--- BEGIN Task inputs ---

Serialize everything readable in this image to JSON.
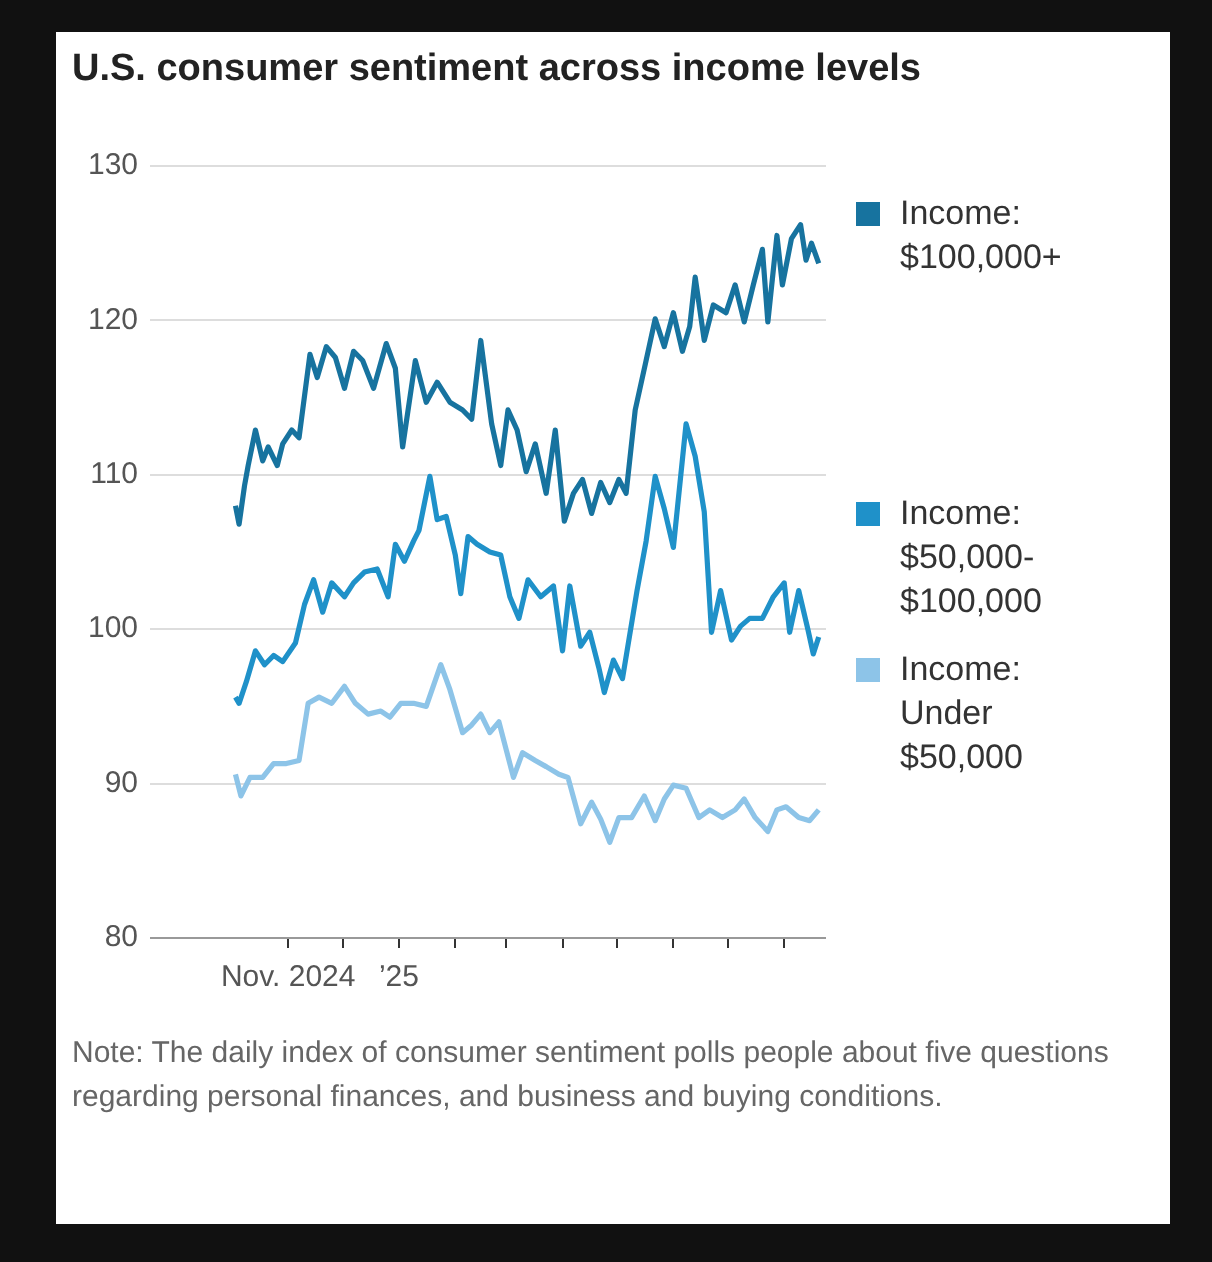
{
  "chart_data": {
    "type": "line",
    "title": "U.S. consumer sentiment across income levels",
    "xlim": [
      "2024-08-17",
      "2025-08-24"
    ],
    "xticks": [
      {
        "value": "2024-11-01",
        "label": "Nov. 2024"
      },
      {
        "value": "2024-12-01",
        "label": null
      },
      {
        "value": "2025-01-01",
        "label": "’25"
      },
      {
        "value": "2025-02-01",
        "label": null
      },
      {
        "value": "2025-03-01",
        "label": null
      },
      {
        "value": "2025-04-01",
        "label": null
      },
      {
        "value": "2025-05-01",
        "label": null
      },
      {
        "value": "2025-06-01",
        "label": null
      },
      {
        "value": "2025-07-01",
        "label": null
      },
      {
        "value": "2025-08-01",
        "label": null
      }
    ],
    "ylim": [
      80,
      130
    ],
    "yticks": [
      80,
      90,
      100,
      110,
      120,
      130
    ],
    "grid": "y",
    "legend": "right",
    "series": [
      {
        "name": "Income: $100,000+",
        "color": "#17739f",
        "x": [
          "2024-10-03",
          "2024-10-05",
          "2024-10-08",
          "2024-10-10",
          "2024-10-14",
          "2024-10-18",
          "2024-10-21",
          "2024-10-26",
          "2024-10-29",
          "2024-11-03",
          "2024-11-07",
          "2024-11-13",
          "2024-11-17",
          "2024-11-22",
          "2024-11-27",
          "2024-12-02",
          "2024-12-07",
          "2024-12-12",
          "2024-12-18",
          "2024-12-25",
          "2024-12-30",
          "2025-01-03",
          "2025-01-10",
          "2025-01-16",
          "2025-01-22",
          "2025-01-29",
          "2025-02-05",
          "2025-02-10",
          "2025-02-15",
          "2025-02-21",
          "2025-02-26",
          "2025-03-02",
          "2025-03-07",
          "2025-03-12",
          "2025-03-17",
          "2025-03-23",
          "2025-03-28",
          "2025-04-02",
          "2025-04-07",
          "2025-04-12",
          "2025-04-17",
          "2025-04-22",
          "2025-04-27",
          "2025-05-02",
          "2025-05-06",
          "2025-05-11",
          "2025-05-17",
          "2025-05-22",
          "2025-05-27",
          "2025-06-01",
          "2025-06-06",
          "2025-06-10",
          "2025-06-13",
          "2025-06-18",
          "2025-06-23",
          "2025-06-30",
          "2025-07-05",
          "2025-07-10",
          "2025-07-15",
          "2025-07-20",
          "2025-07-23",
          "2025-07-28",
          "2025-07-31",
          "2025-08-05",
          "2025-08-10",
          "2025-08-13",
          "2025-08-16",
          "2025-08-20"
        ],
        "values": [
          108,
          106.8,
          109.3,
          110.6,
          112.9,
          110.9,
          111.8,
          110.6,
          112,
          112.9,
          112.4,
          117.8,
          116.3,
          118.3,
          117.6,
          115.6,
          118,
          117.4,
          115.6,
          118.5,
          116.9,
          111.8,
          117.4,
          114.7,
          116,
          114.7,
          114.2,
          113.6,
          118.7,
          113.3,
          110.6,
          114.2,
          112.9,
          110.2,
          112,
          108.8,
          112.9,
          107,
          108.8,
          109.7,
          107.5,
          109.5,
          108.2,
          109.7,
          108.8,
          114.2,
          117.4,
          120.1,
          118.3,
          120.5,
          118,
          119.6,
          122.8,
          118.7,
          121,
          120.5,
          122.3,
          119.9,
          122.3,
          124.6,
          119.9,
          125.5,
          122.3,
          125.3,
          126.2,
          123.9,
          125,
          123.7
        ]
      },
      {
        "name": "Income: $50,000-$100,000",
        "color": "#1f91c9",
        "x": [
          "2024-10-03",
          "2024-10-05",
          "2024-10-09",
          "2024-10-14",
          "2024-10-19",
          "2024-10-24",
          "2024-10-29",
          "2024-11-05",
          "2024-11-10",
          "2024-11-15",
          "2024-11-20",
          "2024-11-25",
          "2024-12-02",
          "2024-12-07",
          "2024-12-13",
          "2024-12-20",
          "2024-12-26",
          "2024-12-30",
          "2025-01-04",
          "2025-01-09",
          "2025-01-12",
          "2025-01-18",
          "2025-01-22",
          "2025-01-27",
          "2025-02-01",
          "2025-02-04",
          "2025-02-08",
          "2025-02-13",
          "2025-02-20",
          "2025-02-26",
          "2025-03-03",
          "2025-03-08",
          "2025-03-13",
          "2025-03-20",
          "2025-03-27",
          "2025-04-01",
          "2025-04-05",
          "2025-04-11",
          "2025-04-16",
          "2025-04-21",
          "2025-04-24",
          "2025-04-29",
          "2025-05-04",
          "2025-05-12",
          "2025-05-17",
          "2025-05-22",
          "2025-05-27",
          "2025-06-01",
          "2025-06-08",
          "2025-06-13",
          "2025-06-18",
          "2025-06-22",
          "2025-06-27",
          "2025-07-03",
          "2025-07-08",
          "2025-07-13",
          "2025-07-20",
          "2025-07-26",
          "2025-08-01",
          "2025-08-04",
          "2025-08-09",
          "2025-08-14",
          "2025-08-17",
          "2025-08-20"
        ],
        "values": [
          95.6,
          95.2,
          96.6,
          98.6,
          97.7,
          98.3,
          97.9,
          99.1,
          101.6,
          103.2,
          101.1,
          103,
          102.1,
          103,
          103.7,
          103.9,
          102.1,
          105.5,
          104.4,
          105.7,
          106.4,
          109.9,
          107.1,
          107.3,
          104.8,
          102.3,
          106,
          105.5,
          105,
          104.8,
          102.1,
          100.7,
          103.2,
          102.1,
          102.8,
          98.6,
          102.8,
          98.9,
          99.8,
          97.5,
          95.9,
          98,
          96.8,
          102.5,
          105.7,
          109.9,
          107.8,
          105.3,
          113.3,
          111.2,
          107.6,
          99.8,
          102.5,
          99.3,
          100.2,
          100.7,
          100.7,
          102.1,
          103,
          99.8,
          102.5,
          100,
          98.4,
          99.5
        ]
      },
      {
        "name": "Income: Under $50,000",
        "color": "#8dc4e8",
        "x": [
          "2024-10-03",
          "2024-10-06",
          "2024-10-11",
          "2024-10-18",
          "2024-10-24",
          "2024-10-31",
          "2024-11-07",
          "2024-11-12",
          "2024-11-18",
          "2024-11-25",
          "2024-12-02",
          "2024-12-08",
          "2024-12-15",
          "2024-12-22",
          "2024-12-27",
          "2025-01-02",
          "2025-01-09",
          "2025-01-16",
          "2025-01-24",
          "2025-01-29",
          "2025-02-05",
          "2025-02-10",
          "2025-02-15",
          "2025-02-20",
          "2025-02-25",
          "2025-03-05",
          "2025-03-10",
          "2025-03-17",
          "2025-03-23",
          "2025-03-30",
          "2025-04-04",
          "2025-04-11",
          "2025-04-17",
          "2025-04-22",
          "2025-04-27",
          "2025-05-02",
          "2025-05-09",
          "2025-05-16",
          "2025-05-22",
          "2025-05-27",
          "2025-06-01",
          "2025-06-08",
          "2025-06-15",
          "2025-06-21",
          "2025-06-28",
          "2025-07-05",
          "2025-07-10",
          "2025-07-16",
          "2025-07-23",
          "2025-07-28",
          "2025-08-02",
          "2025-08-09",
          "2025-08-15",
          "2025-08-20"
        ],
        "values": [
          90.6,
          89.2,
          90.4,
          90.4,
          91.3,
          91.3,
          91.5,
          95.2,
          95.6,
          95.2,
          96.3,
          95.2,
          94.5,
          94.7,
          94.3,
          95.2,
          95.2,
          95,
          97.7,
          96.1,
          93.3,
          93.8,
          94.5,
          93.3,
          94,
          90.4,
          92,
          91.5,
          91.1,
          90.6,
          90.4,
          87.4,
          88.8,
          87.7,
          86.2,
          87.8,
          87.8,
          89.2,
          87.6,
          89,
          89.9,
          89.7,
          87.8,
          88.3,
          87.8,
          88.3,
          89,
          87.8,
          86.9,
          88.3,
          88.5,
          87.8,
          87.6,
          88.3
        ]
      }
    ],
    "annotations": [
      "Note: The daily index of consumer sentiment polls people about five questions regarding personal finances, and business and buying conditions."
    ]
  }
}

--- END Task inputs ---

■ Directions for this task
Using the records above, copy every line that has the word "name" in it.

■ Result of the task
        "name": "Income: $100,000+",
        "name": "Income: $50,000-$100,000",
        "name": "Income: Under $50,000",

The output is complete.